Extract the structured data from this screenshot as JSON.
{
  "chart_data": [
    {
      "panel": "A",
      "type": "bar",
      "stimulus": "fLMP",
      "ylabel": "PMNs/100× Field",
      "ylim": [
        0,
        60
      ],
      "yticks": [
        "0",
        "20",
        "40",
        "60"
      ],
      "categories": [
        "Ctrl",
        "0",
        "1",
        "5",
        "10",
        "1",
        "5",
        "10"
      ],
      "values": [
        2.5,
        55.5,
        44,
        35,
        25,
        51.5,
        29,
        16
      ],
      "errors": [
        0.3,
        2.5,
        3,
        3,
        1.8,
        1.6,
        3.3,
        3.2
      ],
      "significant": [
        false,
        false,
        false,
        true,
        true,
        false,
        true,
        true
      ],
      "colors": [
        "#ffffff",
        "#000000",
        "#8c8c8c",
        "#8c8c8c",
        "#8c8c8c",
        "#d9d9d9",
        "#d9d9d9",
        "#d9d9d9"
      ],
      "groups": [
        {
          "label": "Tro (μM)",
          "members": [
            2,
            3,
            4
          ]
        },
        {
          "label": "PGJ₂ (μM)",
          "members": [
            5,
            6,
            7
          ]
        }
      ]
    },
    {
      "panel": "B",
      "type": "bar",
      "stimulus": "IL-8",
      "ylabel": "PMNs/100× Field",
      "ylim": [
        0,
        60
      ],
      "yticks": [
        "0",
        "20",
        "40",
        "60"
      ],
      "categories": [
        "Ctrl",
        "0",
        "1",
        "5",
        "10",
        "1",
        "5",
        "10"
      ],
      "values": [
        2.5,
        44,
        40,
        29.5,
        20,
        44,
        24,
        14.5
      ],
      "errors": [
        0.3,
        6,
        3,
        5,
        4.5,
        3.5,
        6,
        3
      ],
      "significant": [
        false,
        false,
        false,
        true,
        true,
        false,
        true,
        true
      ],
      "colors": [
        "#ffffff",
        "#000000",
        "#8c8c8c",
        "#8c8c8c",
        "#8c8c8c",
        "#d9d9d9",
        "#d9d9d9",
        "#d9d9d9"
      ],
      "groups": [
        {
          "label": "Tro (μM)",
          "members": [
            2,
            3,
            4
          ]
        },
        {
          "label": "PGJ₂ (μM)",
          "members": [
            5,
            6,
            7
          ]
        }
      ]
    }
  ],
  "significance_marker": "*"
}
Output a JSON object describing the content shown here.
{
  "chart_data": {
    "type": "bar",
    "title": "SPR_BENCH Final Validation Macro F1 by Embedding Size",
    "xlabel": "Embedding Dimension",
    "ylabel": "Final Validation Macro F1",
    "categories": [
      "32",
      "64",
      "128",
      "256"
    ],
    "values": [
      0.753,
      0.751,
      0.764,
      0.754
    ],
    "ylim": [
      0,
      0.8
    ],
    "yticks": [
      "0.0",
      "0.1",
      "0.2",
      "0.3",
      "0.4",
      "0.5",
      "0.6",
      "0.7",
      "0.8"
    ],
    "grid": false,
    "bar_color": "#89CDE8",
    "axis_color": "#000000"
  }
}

- - -

Scan the data for the word "Embedding" and copy every line where it shows up.

**FINAL RESULT:**
    "title": "SPR_BENCH Final Validation Macro F1 by Embedding Size",
    "xlabel": "Embedding Dimension",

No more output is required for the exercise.